(Directive)
Repeat the material below word for word and leave out all pictures.

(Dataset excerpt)
★ ★ ★ ★
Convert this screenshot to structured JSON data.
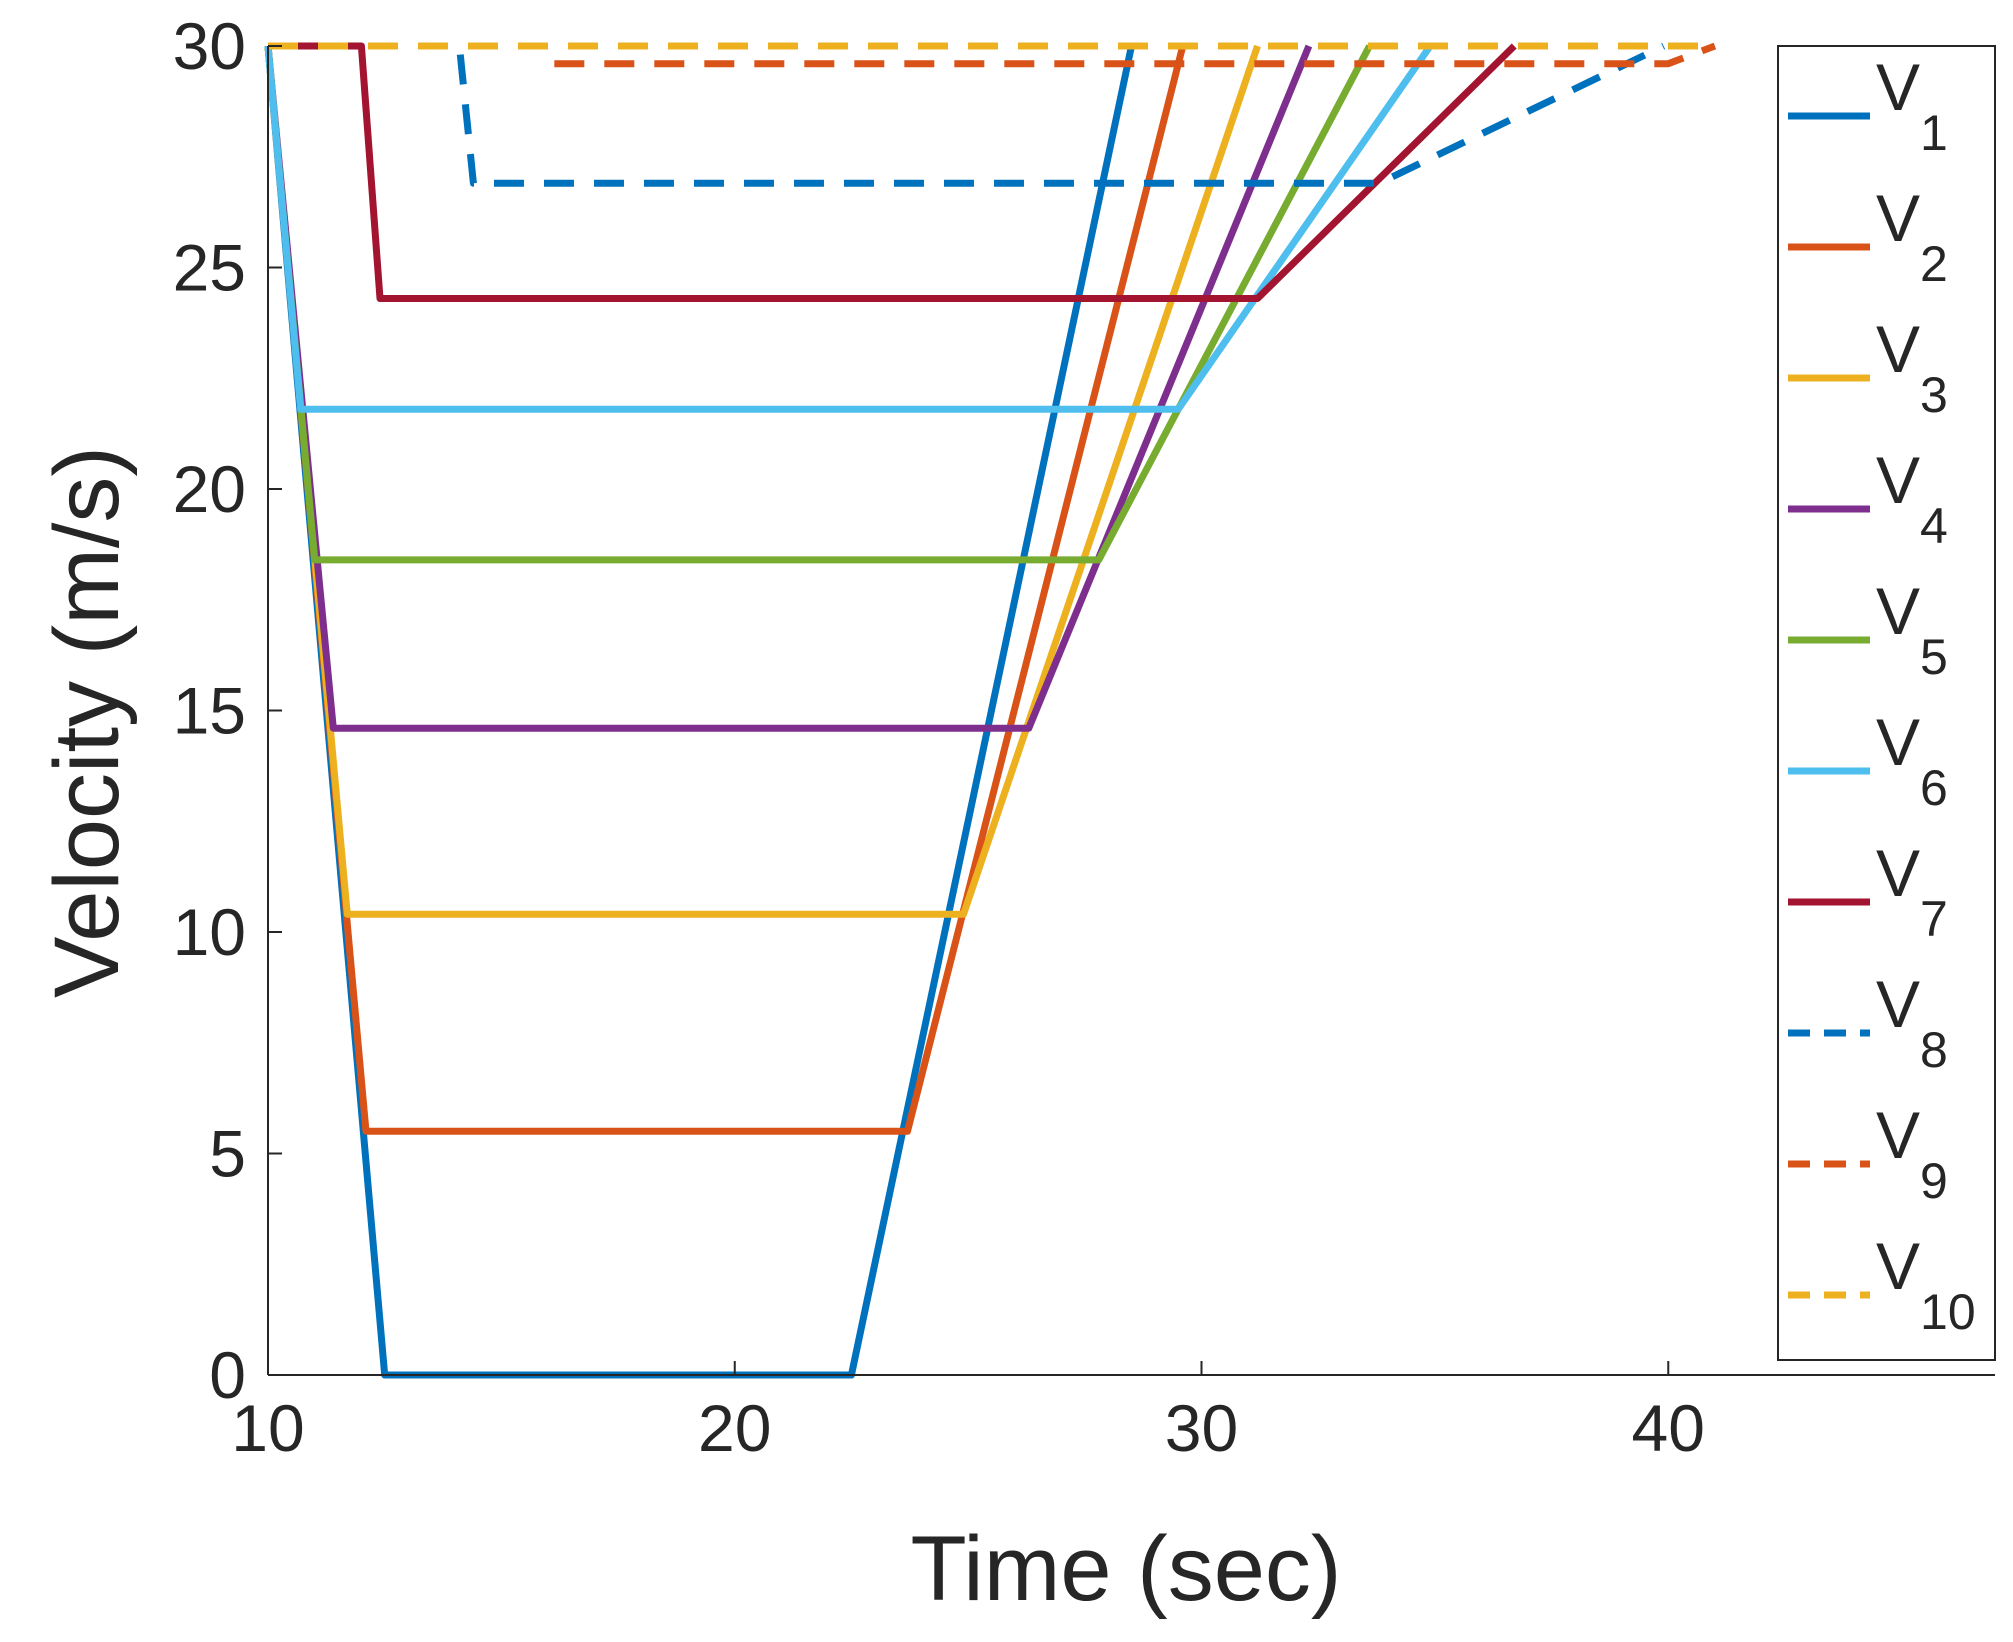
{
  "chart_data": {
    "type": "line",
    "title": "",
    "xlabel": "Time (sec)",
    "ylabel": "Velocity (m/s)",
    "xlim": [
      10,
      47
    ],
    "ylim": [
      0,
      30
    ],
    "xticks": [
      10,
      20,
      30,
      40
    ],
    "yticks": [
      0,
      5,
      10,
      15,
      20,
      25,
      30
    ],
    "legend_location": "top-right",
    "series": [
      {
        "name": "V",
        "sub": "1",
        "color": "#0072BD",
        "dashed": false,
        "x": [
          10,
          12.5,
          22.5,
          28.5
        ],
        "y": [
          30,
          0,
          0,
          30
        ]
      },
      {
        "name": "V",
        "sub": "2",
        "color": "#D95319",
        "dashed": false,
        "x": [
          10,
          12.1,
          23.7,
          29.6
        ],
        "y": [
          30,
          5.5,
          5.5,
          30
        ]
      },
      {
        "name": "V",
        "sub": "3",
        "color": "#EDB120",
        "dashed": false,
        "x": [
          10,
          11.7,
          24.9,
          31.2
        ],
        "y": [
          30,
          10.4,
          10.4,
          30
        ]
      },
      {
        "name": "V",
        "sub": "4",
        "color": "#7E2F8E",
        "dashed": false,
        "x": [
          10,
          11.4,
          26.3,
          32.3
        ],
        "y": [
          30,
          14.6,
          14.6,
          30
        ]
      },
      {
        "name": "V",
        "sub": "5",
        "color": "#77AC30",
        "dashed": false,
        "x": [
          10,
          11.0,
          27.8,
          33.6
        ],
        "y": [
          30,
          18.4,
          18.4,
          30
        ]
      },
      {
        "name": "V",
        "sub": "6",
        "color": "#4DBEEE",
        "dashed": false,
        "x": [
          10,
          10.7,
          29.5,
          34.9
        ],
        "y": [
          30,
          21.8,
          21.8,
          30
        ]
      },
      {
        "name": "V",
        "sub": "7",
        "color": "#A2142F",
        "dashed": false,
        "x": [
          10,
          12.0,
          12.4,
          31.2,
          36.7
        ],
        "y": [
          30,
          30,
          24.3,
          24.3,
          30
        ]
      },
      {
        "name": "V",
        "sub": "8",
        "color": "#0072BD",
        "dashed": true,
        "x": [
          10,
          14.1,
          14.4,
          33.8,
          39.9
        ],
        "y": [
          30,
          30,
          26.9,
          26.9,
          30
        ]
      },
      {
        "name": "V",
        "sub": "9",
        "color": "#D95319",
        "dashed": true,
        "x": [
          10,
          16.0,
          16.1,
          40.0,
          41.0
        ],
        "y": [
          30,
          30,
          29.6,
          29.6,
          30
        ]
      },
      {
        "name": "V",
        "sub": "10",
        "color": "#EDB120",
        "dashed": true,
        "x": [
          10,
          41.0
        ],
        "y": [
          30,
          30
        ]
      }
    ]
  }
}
★ ★ ★ ★
(Result below)
Convert this screenshot to structured JSON data.
{
  "chart_data": {
    "type": "line",
    "title": "",
    "xlabel": "Time (sec)",
    "ylabel": "Velocity (m/s)",
    "xlim": [
      10,
      47
    ],
    "ylim": [
      0,
      30
    ],
    "xticks": [
      10,
      20,
      30,
      40
    ],
    "yticks": [
      0,
      5,
      10,
      15,
      20,
      25,
      30
    ],
    "legend_location": "top-right",
    "series": [
      {
        "name": "V",
        "sub": "1",
        "color": "#0072BD",
        "dashed": false,
        "x": [
          10,
          12.5,
          22.5,
          28.5
        ],
        "y": [
          30,
          0,
          0,
          30
        ]
      },
      {
        "name": "V",
        "sub": "2",
        "color": "#D95319",
        "dashed": false,
        "x": [
          10,
          12.1,
          23.7,
          29.6
        ],
        "y": [
          30,
          5.5,
          5.5,
          30
        ]
      },
      {
        "name": "V",
        "sub": "3",
        "color": "#EDB120",
        "dashed": false,
        "x": [
          10,
          11.7,
          24.9,
          31.2
        ],
        "y": [
          30,
          10.4,
          10.4,
          30
        ]
      },
      {
        "name": "V",
        "sub": "4",
        "color": "#7E2F8E",
        "dashed": false,
        "x": [
          10,
          11.4,
          26.3,
          32.3
        ],
        "y": [
          30,
          14.6,
          14.6,
          30
        ]
      },
      {
        "name": "V",
        "sub": "5",
        "color": "#77AC30",
        "dashed": false,
        "x": [
          10,
          11.0,
          27.8,
          33.6
        ],
        "y": [
          30,
          18.4,
          18.4,
          30
        ]
      },
      {
        "name": "V",
        "sub": "6",
        "color": "#4DBEEE",
        "dashed": false,
        "x": [
          10,
          10.7,
          29.5,
          34.9
        ],
        "y": [
          30,
          21.8,
          21.8,
          30
        ]
      },
      {
        "name": "V",
        "sub": "7",
        "color": "#A2142F",
        "dashed": false,
        "x": [
          10,
          12.0,
          12.4,
          31.2,
          36.7
        ],
        "y": [
          30,
          30,
          24.3,
          24.3,
          30
        ]
      },
      {
        "name": "V",
        "sub": "8",
        "color": "#0072BD",
        "dashed": true,
        "x": [
          10,
          14.1,
          14.4,
          33.8,
          39.9
        ],
        "y": [
          30,
          30,
          26.9,
          26.9,
          30
        ]
      },
      {
        "name": "V",
        "sub": "9",
        "color": "#D95319",
        "dashed": true,
        "x": [
          10,
          16.0,
          16.1,
          40.0,
          41.0
        ],
        "y": [
          30,
          30,
          29.6,
          29.6,
          30
        ]
      },
      {
        "name": "V",
        "sub": "10",
        "color": "#EDB120",
        "dashed": true,
        "x": [
          10,
          41.0
        ],
        "y": [
          30,
          30
        ]
      }
    ]
  }
}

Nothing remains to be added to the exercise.